**Source passage:**

--- begin ---

Notes for NLP with Graph-Structured Representations
Read Dr. Bang Liu’s paper Natural Language Processing and Text Mining with Graph-Structured Representations from the University of Alberta and take some notes.
Natural Language Processing Based on Graph Structural Representation
- The paper mainly encompasses work in four primary directions:
- Event Extraction, Story Generation
- Semantic Matching
- Recommendation
- Reading Comprehension
Related Fields and Methodology
- Graph construction related work in NLP
- Words as nodes
- Syntactic information as edges: Learning substructures of document semantic graphs for document summarization
- Co-occurrence information as edges: Graph-of-word and tw-idf: new approach to ad hoc ir; Shortest-path graph kernels for document similarity; Directional skip-gram: Explicitly distinguishing left and right context for word embeddings;
- Sentences, paragraphs, documents as nodes
- Word co-occurrence, position as edges: Textrank: Bringing order into texts;
- Similarity as edges: Evaluating text coherence based on semantic similarity graph;
- Links as edges: Pagerank
- Hybrid: Graph methods for multilingual framenets
- Methodology
- Clarify input and output, determine semantic granularity, graph construction (define nodes and edges, extract node and edge features), graph representation reconstruction, conduct experiments
- The key to introducing graphs in NLP is introducing structural and relational information.

--- end ---

**Data segment:**
--- begin ---

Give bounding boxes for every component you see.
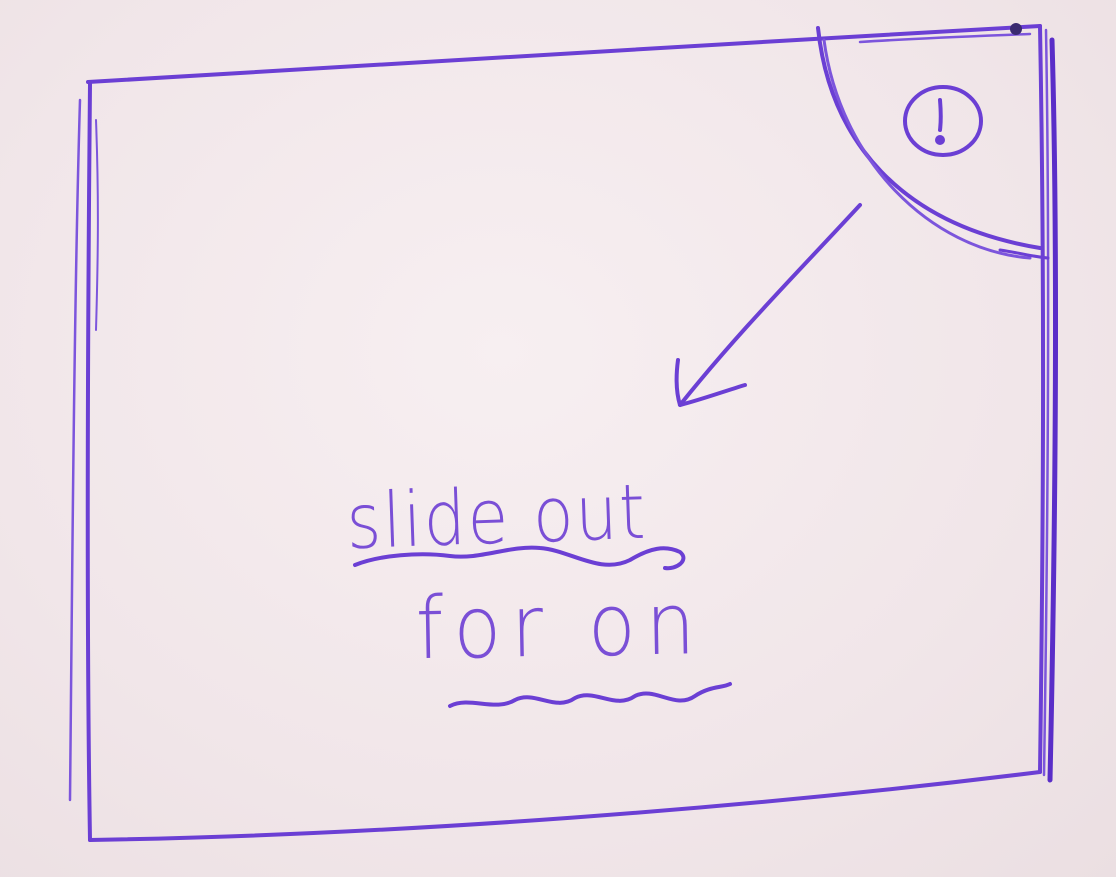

--- end ---

Please write out the passage of the graph-structured NLP notes above, between "Notes for NLP" and "take some notes.", inclusive.

Notes for NLP with Graph-Structured Representations
Read Dr. Bang Liu’s paper Natural Language Processing and Text Mining with Graph-Structured Representations from the University of Alberta and take some notes.